╭─ Input for this task

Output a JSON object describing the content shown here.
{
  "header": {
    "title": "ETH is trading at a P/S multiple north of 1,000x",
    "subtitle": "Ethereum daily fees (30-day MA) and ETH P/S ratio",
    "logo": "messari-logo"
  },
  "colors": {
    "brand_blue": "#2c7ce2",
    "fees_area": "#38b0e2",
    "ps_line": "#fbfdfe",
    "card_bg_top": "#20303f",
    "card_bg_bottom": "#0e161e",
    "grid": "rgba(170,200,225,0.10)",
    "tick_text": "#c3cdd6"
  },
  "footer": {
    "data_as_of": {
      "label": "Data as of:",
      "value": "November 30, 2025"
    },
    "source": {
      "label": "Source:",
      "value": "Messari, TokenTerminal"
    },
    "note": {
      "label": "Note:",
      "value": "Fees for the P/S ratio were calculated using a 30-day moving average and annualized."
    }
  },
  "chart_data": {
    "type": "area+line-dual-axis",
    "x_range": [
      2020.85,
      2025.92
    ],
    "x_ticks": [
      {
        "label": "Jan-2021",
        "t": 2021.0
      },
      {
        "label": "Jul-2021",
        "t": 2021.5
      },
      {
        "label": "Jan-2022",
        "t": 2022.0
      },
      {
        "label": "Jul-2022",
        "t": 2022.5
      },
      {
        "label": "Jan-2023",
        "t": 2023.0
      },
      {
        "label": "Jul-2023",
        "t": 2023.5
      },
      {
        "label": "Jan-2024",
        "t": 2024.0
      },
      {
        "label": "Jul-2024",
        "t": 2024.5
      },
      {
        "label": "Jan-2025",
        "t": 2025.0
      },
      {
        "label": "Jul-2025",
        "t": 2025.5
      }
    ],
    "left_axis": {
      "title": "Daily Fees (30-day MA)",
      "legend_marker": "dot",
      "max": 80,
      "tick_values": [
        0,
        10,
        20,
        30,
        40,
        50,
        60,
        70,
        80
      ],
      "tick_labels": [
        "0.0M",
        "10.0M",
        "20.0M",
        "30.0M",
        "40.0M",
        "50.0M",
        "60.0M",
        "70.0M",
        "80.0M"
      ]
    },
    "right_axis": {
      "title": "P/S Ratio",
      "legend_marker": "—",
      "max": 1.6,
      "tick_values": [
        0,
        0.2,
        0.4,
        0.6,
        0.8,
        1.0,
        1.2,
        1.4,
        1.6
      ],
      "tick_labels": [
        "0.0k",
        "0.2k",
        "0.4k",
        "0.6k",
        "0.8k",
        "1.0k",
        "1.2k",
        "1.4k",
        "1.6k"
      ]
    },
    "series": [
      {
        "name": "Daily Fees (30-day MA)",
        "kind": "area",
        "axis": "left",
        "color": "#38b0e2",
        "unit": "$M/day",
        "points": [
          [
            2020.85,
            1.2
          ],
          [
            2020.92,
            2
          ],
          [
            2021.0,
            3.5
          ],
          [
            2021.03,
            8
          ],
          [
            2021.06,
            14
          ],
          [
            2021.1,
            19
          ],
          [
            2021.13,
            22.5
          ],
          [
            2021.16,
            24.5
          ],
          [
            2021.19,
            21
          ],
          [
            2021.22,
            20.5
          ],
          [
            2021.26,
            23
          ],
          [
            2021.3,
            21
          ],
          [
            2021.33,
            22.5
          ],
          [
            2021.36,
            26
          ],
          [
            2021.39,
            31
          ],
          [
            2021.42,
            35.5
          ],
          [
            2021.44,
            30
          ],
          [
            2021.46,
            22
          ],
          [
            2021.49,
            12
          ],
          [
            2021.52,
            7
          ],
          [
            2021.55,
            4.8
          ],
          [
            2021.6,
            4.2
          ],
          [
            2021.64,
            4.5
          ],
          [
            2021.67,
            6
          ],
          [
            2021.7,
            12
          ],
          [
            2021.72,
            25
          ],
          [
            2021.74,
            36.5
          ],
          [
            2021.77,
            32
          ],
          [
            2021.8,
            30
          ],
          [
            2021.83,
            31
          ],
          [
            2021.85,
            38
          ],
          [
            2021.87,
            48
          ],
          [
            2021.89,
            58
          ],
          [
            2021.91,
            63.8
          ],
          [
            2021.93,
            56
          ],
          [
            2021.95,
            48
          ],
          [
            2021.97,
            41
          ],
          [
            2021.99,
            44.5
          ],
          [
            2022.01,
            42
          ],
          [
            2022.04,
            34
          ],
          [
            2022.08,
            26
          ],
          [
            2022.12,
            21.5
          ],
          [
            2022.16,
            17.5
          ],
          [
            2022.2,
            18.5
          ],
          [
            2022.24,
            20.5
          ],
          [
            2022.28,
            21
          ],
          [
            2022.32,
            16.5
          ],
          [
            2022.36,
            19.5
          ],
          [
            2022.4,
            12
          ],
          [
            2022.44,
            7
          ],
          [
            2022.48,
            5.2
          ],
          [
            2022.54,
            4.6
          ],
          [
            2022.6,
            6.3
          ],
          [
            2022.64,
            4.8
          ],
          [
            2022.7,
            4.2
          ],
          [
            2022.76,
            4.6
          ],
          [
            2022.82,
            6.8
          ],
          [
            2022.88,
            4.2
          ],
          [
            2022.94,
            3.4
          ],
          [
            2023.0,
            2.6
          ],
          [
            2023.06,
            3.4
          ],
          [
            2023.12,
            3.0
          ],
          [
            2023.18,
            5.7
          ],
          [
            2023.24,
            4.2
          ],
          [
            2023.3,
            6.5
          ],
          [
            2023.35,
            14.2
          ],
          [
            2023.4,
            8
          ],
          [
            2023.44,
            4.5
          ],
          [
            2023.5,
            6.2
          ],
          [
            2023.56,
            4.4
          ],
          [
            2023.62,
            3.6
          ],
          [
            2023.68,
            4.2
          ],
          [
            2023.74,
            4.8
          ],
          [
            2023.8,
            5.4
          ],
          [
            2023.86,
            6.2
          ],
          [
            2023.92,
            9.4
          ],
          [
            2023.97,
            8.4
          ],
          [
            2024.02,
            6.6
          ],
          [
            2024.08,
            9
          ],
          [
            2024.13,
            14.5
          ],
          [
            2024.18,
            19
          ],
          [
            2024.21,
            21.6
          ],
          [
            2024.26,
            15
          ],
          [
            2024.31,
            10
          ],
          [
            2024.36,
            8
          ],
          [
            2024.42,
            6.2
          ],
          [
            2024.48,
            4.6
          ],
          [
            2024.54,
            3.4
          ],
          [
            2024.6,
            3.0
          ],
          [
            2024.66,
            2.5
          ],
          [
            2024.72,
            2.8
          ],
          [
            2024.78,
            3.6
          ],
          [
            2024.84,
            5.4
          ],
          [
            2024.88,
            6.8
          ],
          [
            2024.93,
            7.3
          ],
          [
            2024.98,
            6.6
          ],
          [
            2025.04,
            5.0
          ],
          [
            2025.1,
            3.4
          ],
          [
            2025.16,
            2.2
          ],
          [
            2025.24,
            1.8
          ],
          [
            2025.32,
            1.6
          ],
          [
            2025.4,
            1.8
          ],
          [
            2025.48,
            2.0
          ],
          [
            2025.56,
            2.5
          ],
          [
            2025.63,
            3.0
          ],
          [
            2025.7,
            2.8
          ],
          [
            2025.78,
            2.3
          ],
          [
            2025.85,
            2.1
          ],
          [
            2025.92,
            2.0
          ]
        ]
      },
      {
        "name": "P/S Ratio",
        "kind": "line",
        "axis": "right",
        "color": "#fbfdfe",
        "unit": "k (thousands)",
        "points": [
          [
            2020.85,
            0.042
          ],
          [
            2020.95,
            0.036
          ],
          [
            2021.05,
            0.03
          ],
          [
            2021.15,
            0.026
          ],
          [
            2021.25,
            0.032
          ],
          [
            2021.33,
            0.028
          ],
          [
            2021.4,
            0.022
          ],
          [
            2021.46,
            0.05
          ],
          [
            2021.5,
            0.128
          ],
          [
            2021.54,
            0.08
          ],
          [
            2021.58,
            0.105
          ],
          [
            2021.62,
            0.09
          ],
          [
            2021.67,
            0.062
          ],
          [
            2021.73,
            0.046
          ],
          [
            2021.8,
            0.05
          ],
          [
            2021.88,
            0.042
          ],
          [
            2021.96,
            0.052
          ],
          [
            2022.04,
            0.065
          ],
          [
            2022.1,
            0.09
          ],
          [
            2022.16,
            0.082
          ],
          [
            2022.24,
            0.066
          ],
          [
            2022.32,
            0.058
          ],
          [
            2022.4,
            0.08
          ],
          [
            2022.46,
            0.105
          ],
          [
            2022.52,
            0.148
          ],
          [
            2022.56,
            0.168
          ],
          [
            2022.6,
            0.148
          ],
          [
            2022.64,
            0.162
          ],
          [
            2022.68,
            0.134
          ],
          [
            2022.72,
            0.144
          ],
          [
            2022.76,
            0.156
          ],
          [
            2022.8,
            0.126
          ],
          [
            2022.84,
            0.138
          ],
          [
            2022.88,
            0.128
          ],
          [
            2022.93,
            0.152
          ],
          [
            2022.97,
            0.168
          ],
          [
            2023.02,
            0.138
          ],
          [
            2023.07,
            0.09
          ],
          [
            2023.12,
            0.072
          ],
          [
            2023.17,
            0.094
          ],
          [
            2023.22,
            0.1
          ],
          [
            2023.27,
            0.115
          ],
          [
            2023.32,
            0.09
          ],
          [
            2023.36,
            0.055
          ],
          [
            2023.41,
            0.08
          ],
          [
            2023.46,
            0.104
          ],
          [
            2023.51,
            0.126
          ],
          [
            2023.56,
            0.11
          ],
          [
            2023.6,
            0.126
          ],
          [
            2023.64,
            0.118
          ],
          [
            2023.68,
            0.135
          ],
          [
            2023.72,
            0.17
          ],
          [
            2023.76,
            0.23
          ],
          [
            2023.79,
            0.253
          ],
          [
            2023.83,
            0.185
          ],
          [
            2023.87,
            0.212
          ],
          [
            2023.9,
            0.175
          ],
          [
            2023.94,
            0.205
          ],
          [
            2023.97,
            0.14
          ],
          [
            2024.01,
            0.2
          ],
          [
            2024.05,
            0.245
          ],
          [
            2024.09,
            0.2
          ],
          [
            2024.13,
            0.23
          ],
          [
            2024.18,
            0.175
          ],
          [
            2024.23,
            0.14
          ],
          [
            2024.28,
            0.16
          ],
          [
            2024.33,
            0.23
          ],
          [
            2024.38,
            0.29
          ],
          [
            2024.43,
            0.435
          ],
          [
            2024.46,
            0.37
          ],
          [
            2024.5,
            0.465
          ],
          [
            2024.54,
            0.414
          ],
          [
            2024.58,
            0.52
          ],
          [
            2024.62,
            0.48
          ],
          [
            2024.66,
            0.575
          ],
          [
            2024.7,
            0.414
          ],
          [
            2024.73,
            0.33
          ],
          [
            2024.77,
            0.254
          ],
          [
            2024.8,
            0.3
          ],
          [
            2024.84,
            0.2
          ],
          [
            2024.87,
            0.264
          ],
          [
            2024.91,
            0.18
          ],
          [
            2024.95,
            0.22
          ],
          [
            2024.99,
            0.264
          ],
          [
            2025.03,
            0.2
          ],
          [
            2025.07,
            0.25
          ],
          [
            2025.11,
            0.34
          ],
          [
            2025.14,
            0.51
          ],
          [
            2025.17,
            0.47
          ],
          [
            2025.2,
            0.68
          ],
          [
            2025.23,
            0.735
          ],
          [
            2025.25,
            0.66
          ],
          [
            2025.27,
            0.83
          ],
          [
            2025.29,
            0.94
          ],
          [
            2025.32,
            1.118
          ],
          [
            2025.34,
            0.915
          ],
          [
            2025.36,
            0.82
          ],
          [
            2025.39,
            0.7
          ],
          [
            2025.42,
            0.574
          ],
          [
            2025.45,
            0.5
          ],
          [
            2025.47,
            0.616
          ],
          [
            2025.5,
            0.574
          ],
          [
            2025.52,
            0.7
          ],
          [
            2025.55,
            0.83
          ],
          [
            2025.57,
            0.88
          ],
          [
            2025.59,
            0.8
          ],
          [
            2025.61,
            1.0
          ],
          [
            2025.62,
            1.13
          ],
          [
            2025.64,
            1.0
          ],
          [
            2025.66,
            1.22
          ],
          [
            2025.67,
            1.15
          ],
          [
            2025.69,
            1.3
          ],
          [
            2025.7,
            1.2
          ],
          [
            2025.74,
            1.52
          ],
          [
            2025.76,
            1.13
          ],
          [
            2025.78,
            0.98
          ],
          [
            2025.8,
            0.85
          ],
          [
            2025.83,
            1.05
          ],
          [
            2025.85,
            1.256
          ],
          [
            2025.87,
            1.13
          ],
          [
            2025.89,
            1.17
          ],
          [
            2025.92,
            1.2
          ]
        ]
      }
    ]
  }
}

╰─

Look through the listing above. Pick out each line with "name" and copy it.

        "name": "Daily Fees (30-day MA)",
        "name": "P/S Ratio",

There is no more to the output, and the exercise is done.